Directive - Omit every image, and transcribe the remaining entries exactly as given.

Records to use -
____________
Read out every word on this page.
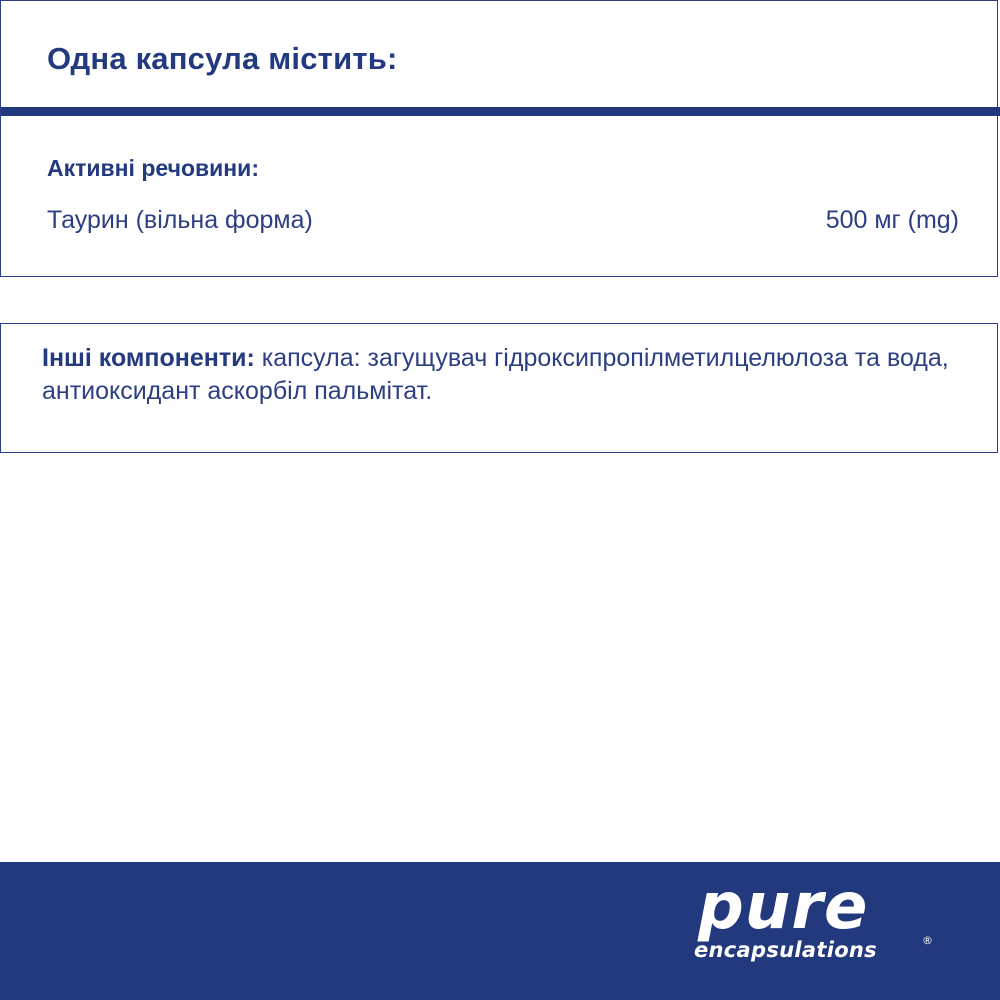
Одна капсула містить:
Активні речовини:
Таурин (вільна форма)	500 мг (mg)
Інші компоненти: капсула: загущувач гідроксипропілметилцелюлоза та вода, антиоксидант аскорбіл пальмітат.
pure
encapsulations	®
____________
Task solution -
Read out every word on this page.
Одна капсула містить:
Активні речовини:
Таурин (вільна форма)	500 мг (mg)
Інші компоненти: капсула: загущувач гідроксипропілметилцелюлоза та вода, антиоксидант аскорбіл пальмітат.
pure
encapsulations	®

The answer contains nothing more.